Prompt. Note each line that includes the word "name". Copy those lines.

-- Begin Data for processing --

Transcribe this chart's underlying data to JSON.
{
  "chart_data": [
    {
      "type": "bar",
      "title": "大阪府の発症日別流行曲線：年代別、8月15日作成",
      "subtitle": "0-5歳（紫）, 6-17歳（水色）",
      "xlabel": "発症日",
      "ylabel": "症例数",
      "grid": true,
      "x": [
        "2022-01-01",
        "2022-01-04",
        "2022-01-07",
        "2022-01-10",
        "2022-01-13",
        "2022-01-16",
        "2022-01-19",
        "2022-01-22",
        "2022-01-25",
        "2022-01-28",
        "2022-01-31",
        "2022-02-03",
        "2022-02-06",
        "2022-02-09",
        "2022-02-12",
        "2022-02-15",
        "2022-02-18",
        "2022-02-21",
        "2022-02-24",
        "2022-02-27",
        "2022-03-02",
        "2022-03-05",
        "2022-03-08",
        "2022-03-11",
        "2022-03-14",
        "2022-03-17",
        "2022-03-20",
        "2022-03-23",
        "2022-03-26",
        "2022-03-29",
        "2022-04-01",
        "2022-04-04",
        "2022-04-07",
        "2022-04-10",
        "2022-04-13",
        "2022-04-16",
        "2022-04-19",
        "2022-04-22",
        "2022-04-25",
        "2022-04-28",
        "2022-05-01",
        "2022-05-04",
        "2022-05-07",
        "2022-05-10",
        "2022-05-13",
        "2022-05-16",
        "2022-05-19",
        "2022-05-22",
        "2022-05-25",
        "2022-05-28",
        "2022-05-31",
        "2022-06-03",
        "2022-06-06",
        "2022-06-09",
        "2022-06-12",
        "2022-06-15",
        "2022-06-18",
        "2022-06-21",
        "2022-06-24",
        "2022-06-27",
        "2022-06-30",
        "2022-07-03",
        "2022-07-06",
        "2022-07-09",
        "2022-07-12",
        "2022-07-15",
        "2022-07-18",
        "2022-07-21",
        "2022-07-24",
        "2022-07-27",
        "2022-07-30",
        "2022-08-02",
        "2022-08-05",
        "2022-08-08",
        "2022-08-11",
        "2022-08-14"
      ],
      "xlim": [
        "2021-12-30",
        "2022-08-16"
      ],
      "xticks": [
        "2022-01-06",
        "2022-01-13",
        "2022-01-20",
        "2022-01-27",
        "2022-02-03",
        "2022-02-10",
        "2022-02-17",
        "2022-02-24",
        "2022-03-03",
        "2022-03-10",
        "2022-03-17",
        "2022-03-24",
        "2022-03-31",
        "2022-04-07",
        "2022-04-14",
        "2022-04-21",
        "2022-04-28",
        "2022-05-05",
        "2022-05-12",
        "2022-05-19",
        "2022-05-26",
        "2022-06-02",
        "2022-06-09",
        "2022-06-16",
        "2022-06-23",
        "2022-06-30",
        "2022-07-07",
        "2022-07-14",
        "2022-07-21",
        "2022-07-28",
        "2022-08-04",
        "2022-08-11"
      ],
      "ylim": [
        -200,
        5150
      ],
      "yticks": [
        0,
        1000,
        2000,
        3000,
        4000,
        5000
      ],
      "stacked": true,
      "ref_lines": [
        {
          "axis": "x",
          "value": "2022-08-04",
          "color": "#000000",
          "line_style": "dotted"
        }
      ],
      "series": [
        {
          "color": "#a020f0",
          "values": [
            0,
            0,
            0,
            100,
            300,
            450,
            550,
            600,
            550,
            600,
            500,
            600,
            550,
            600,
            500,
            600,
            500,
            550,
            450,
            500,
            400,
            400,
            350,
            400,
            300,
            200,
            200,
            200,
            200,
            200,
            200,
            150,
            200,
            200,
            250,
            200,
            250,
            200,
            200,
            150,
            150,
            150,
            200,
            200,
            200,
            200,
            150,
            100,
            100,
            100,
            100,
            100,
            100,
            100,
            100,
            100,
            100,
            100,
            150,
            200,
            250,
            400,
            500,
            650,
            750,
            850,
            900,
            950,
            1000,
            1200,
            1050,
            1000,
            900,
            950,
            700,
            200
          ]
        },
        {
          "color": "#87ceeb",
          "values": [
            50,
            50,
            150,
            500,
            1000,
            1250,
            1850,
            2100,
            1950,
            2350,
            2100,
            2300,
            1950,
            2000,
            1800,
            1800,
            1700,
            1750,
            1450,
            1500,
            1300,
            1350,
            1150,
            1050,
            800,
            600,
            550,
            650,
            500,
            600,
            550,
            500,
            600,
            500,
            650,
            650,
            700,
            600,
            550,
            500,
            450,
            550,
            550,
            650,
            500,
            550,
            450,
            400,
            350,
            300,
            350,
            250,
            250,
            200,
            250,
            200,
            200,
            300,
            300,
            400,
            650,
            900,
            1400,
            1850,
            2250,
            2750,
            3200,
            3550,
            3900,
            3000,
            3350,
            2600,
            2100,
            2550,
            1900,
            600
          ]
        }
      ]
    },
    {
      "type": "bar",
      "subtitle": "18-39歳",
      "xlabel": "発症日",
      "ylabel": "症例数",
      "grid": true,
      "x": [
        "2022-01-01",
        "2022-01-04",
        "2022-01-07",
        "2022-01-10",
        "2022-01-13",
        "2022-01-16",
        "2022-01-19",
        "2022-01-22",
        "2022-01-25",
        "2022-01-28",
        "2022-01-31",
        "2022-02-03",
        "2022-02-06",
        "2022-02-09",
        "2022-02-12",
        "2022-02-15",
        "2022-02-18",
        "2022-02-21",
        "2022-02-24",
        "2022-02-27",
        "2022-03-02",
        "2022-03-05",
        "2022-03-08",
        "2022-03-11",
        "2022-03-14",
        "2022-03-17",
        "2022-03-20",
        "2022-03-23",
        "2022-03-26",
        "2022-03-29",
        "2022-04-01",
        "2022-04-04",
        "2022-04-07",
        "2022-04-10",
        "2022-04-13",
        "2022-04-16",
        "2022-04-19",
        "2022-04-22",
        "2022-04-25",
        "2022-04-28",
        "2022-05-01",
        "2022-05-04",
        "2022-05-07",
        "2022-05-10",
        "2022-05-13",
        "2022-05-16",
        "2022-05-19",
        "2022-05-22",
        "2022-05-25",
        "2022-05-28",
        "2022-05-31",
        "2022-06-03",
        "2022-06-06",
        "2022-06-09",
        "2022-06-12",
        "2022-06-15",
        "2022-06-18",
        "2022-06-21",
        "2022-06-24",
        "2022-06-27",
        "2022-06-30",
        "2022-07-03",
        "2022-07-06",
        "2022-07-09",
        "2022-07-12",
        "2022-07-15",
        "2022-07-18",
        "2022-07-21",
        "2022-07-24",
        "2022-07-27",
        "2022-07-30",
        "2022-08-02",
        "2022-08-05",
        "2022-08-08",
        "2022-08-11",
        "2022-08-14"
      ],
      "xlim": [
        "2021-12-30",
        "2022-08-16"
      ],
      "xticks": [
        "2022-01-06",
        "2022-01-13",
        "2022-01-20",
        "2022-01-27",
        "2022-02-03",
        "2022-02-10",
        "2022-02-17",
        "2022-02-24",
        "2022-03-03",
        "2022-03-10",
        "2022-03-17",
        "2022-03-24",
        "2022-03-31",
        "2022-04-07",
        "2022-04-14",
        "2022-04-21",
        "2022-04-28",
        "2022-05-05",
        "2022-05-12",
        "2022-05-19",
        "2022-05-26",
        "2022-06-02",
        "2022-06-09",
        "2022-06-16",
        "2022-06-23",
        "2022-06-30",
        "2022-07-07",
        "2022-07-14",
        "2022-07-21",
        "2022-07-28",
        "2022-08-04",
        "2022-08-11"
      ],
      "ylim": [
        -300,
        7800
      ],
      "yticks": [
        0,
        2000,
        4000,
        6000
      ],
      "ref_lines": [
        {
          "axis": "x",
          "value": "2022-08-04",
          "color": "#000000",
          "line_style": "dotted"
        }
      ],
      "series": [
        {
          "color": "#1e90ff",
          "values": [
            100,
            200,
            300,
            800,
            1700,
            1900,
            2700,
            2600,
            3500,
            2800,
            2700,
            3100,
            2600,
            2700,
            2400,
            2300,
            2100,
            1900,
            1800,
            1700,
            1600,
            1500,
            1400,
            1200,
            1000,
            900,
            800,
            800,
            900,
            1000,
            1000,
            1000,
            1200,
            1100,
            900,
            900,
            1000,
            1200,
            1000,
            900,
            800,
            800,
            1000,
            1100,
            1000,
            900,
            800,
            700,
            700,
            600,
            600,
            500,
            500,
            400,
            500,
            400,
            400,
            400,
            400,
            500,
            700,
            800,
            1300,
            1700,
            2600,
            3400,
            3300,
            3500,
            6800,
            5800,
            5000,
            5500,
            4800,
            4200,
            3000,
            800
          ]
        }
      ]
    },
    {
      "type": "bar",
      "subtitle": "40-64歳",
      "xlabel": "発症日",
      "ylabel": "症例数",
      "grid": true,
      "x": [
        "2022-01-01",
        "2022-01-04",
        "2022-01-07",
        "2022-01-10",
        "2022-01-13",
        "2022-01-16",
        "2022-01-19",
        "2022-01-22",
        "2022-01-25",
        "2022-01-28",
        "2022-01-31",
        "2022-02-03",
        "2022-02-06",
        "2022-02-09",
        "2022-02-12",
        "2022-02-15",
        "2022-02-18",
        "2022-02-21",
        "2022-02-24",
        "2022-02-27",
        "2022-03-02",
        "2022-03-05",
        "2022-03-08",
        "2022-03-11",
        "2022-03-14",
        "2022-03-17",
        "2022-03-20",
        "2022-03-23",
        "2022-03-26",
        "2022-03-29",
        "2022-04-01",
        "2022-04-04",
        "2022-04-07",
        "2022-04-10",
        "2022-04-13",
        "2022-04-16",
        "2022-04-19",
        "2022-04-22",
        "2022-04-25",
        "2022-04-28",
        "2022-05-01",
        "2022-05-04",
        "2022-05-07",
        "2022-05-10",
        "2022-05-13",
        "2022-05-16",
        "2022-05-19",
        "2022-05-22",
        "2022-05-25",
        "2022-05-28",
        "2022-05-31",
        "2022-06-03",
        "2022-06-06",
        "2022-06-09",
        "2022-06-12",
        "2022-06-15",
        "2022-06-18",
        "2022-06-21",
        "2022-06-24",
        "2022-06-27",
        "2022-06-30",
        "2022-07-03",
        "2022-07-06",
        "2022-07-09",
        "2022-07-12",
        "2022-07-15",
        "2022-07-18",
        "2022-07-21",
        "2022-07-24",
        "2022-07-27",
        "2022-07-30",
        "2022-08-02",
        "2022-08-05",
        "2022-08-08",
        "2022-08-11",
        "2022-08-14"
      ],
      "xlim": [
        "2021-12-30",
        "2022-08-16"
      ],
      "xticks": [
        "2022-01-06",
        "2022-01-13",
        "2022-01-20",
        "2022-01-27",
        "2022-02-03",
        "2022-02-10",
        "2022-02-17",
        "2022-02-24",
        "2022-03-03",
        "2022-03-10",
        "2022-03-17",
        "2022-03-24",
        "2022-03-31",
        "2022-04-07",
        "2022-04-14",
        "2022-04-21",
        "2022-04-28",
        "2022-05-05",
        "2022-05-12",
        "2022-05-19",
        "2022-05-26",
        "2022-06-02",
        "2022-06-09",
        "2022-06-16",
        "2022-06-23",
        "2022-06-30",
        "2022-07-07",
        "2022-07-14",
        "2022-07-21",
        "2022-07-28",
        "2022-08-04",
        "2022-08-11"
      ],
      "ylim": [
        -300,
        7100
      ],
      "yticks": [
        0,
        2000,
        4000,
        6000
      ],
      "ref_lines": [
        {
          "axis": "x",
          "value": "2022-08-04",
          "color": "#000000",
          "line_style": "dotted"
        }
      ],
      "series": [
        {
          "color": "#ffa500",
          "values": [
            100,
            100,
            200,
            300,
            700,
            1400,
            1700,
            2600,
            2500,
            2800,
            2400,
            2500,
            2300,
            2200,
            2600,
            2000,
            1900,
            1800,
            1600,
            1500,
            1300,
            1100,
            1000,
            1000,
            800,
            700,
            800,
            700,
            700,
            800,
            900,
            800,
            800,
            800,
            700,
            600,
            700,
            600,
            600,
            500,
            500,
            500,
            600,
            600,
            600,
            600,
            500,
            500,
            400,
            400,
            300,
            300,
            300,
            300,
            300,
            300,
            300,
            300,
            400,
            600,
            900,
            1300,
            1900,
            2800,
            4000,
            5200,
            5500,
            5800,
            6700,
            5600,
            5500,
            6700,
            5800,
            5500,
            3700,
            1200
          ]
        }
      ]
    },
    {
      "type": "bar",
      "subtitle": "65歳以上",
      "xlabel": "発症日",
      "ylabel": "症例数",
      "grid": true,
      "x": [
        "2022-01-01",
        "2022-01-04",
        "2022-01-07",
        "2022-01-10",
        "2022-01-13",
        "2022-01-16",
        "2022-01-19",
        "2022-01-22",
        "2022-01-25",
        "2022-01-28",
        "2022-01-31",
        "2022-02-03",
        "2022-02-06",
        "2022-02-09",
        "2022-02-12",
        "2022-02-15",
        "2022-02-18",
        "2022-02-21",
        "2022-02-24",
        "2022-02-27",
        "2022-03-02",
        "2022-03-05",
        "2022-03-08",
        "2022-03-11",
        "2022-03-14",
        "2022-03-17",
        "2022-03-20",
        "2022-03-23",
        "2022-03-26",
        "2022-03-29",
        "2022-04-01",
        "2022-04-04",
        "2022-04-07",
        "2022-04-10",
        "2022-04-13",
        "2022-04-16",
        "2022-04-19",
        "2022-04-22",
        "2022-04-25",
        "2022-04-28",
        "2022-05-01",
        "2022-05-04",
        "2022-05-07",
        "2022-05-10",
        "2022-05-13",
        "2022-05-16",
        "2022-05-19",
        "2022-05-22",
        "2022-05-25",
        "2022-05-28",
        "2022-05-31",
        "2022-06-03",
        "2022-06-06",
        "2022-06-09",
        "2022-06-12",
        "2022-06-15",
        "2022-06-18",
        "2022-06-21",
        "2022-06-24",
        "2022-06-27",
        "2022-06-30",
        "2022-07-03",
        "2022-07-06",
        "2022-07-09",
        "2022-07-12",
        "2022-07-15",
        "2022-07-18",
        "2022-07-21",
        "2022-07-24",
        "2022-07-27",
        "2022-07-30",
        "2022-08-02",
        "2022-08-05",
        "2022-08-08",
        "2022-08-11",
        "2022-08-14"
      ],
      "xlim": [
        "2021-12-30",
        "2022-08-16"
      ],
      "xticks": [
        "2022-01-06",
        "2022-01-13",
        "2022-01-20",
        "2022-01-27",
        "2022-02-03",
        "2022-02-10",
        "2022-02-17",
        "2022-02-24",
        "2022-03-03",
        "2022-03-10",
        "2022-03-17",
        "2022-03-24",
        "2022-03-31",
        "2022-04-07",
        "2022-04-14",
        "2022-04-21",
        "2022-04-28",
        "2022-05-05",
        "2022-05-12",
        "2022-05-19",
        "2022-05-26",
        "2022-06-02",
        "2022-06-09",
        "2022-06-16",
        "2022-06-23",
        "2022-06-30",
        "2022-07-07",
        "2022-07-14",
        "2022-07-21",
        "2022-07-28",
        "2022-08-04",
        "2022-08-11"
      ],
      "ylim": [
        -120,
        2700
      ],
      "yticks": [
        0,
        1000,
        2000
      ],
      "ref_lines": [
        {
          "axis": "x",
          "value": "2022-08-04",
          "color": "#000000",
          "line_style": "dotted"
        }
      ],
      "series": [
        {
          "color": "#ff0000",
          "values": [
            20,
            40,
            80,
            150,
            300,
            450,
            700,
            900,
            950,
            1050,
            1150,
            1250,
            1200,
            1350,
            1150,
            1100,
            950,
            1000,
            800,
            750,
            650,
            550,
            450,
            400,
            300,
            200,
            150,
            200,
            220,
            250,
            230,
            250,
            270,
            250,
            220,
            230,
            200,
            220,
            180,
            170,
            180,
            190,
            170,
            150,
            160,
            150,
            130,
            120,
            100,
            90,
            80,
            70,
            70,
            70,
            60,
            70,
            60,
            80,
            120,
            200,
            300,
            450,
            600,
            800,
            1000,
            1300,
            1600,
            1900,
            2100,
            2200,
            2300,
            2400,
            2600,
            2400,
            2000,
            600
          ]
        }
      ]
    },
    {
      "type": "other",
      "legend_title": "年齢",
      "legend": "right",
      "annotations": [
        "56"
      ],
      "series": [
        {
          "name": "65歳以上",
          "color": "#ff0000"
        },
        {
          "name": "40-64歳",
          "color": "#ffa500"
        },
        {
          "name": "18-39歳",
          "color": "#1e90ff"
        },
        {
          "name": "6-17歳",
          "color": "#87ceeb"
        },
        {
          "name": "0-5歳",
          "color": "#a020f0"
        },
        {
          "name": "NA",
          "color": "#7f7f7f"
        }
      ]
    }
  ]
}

-- End Data for processing --

Reply to the task.
          "name": "65歳以上",
          "name": "40-64歳",
          "name": "18-39歳",
          "name": "6-17歳",
          "name": "0-5歳",
          "name": "NA",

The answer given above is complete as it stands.